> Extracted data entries
╔══

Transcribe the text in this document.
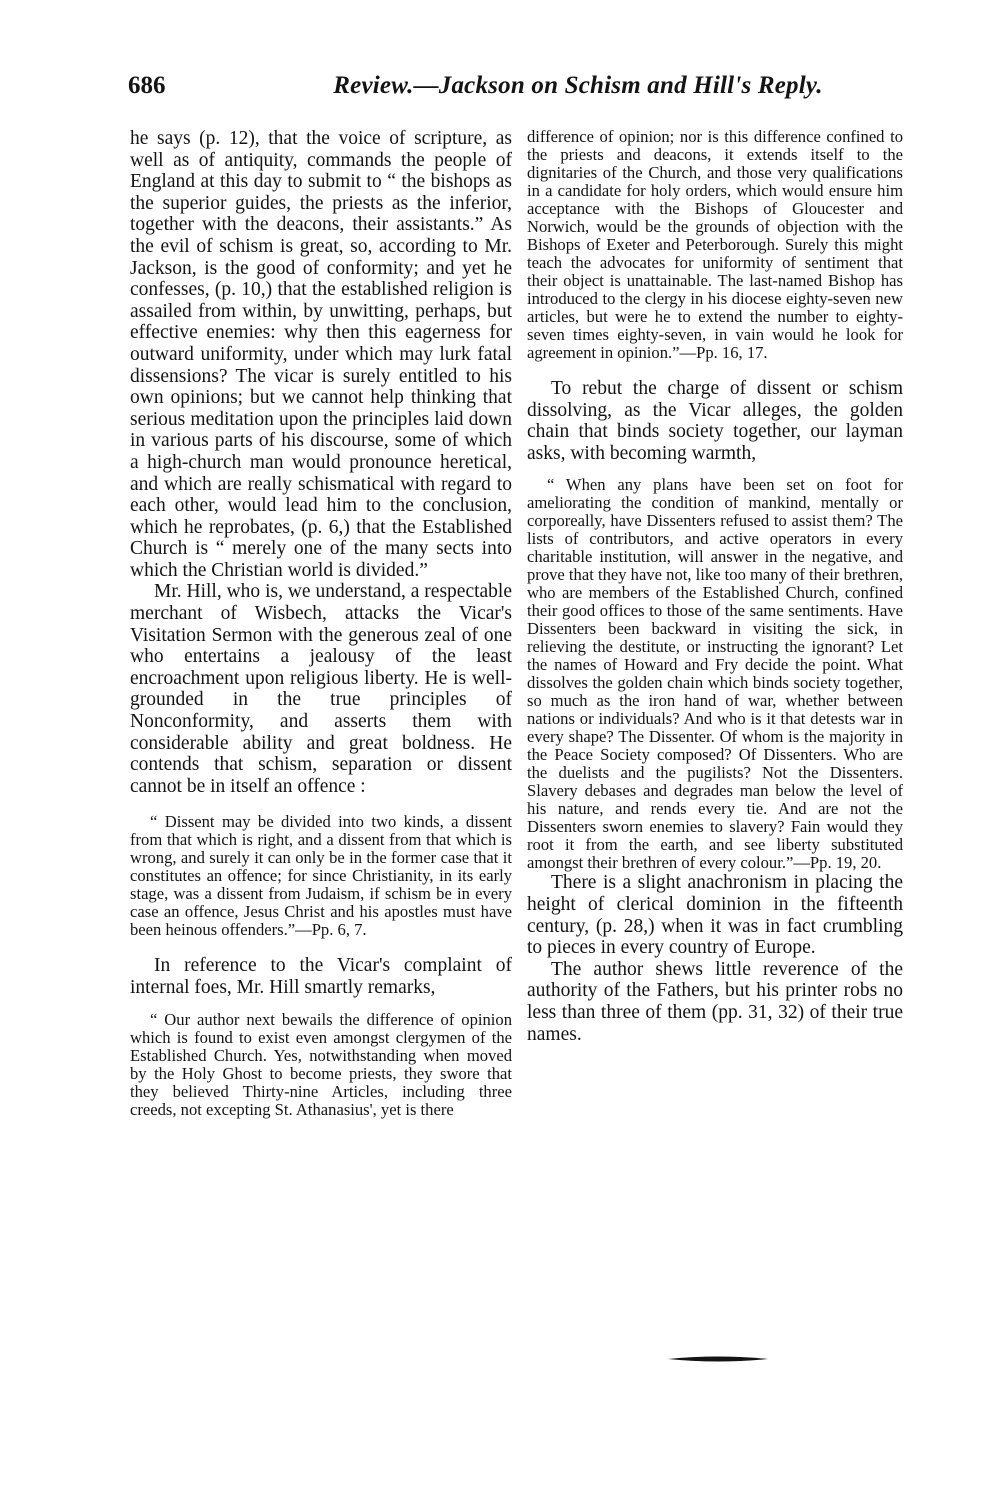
686	Review.—Jackson on Schism and Hill's Reply.

he says (p. 12), that the voice of scripture, as well as of antiquity, commands the people of England at this day to submit to “ the bishops as the superior guides, the priests as the inferior, together with the deacons, their assistants.” As the evil of schism is great, so, according to Mr. Jackson, is the good of conformity; and yet he confesses, (p. 10,) that the established religion is assailed from within, by unwitting, perhaps, but effective enemies: why then this eagerness for outward uniformity, under which may lurk fatal dissensions? The vicar is surely entitled to his own opinions; but we cannot help thinking that serious meditation upon the principles laid down in various parts of his discourse, some of which a high-church man would pronounce heretical, and which are really schismatical with regard to each other, would lead him to the conclusion, which he reprobates, (p. 6,) that the Established Church is “ merely one of the many sects into which the Christian world is divided.”

Mr. Hill, who is, we understand, a respectable merchant of Wisbech, attacks the Vicar's Visitation Sermon with the generous zeal of one who entertains a jealousy of the least encroachment upon religious liberty. He is well-grounded in the true principles of Nonconformity, and asserts them with considerable ability and great boldness. He contends that schism, separation or dissent cannot be in itself an offence :

“ Dissent may be divided into two kinds, a dissent from that which is right, and a dissent from that which is wrong, and surely it can only be in the former case that it constitutes an offence; for since Christianity, in its early stage, was a dissent from Judaism, if schism be in every case an offence, Jesus Christ and his apostles must have been heinous offenders.”—Pp. 6, 7.

In reference to the Vicar's complaint of internal foes, Mr. Hill smartly remarks,

“ Our author next bewails the difference of opinion which is found to exist even amongst clergymen of the Established Church. Yes, notwithstanding when moved by the Holy Ghost to become priests, they swore that they believed Thirty-nine Articles, including three creeds, not excepting St. Athanasius', yet is there

difference of opinion; nor is this difference confined to the priests and deacons, it extends itself to the dignitaries of the Church, and those very qualifications in a candidate for holy orders, which would ensure him acceptance with the Bishops of Gloucester and Norwich, would be the grounds of objection with the Bishops of Exeter and Peterborough. Surely this might teach the advocates for uniformity of sentiment that their object is unattainable. The last-named Bishop has introduced to the clergy in his diocese eighty-seven new articles, but were he to extend the number to eighty-seven times eighty-seven, in vain would he look for agreement in opinion.”—Pp. 16, 17.

To rebut the charge of dissent or schism dissolving, as the Vicar alleges, the golden chain that binds society together, our layman asks, with becoming warmth,

“ When any plans have been set on foot for ameliorating the condition of mankind, mentally or corporeally, have Dissenters refused to assist them? The lists of contributors, and active operators in every charitable institution, will answer in the negative, and prove that they have not, like too many of their brethren, who are members of the Established Church, confined their good offices to those of the same sentiments. Have Dissenters been backward in visiting the sick, in relieving the destitute, or instructing the ignorant? Let the names of Howard and Fry decide the point. What dissolves the golden chain which binds society together, so much as the iron hand of war, whether between nations or individuals? And who is it that detests war in every shape? The Dissenter. Of whom is the majority in the Peace Society composed? Of Dissenters. Who are the duelists and the pugilists? Not the Dissenters. Slavery debases and degrades man below the level of his nature, and rends every tie. And are not the Dissenters sworn enemies to slavery? Fain would they root it from the earth, and see liberty substituted amongst their brethren of every colour.”—Pp. 19, 20.

There is a slight anachronism in placing the height of clerical dominion in the fifteenth century, (p. 28,) when it was in fact crumbling to pieces in every country of Europe.

The author shews little reverence of the authority of the Fathers, but his printer robs no less than three of them (pp. 31, 32) of their true names.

╚══

> What to work on
List every line above that contains the word "offence".

> Output for this task
Mr. Hill, who is, we understand, a respectable merchant of Wisbech, attacks the Vicar's Visitation Sermon with the generous zeal of one who entertains a jealousy of the least encroachment upon religious liberty. He is well-grounded in the true principles of Nonconformity, and asserts them with considerable ability and great boldness. He contends that schism, separation or dissent cannot be in itself an offence :
“ Dissent may be divided into two kinds, a dissent from that which is right, and a dissent from that which is wrong, and surely it can only be in the former case that it constitutes an offence; for since Christianity, in its early stage, was a dissent from Judaism, if schism be in every case an offence, Jesus Christ and his apostles must have been heinous offenders.”—Pp. 6, 7.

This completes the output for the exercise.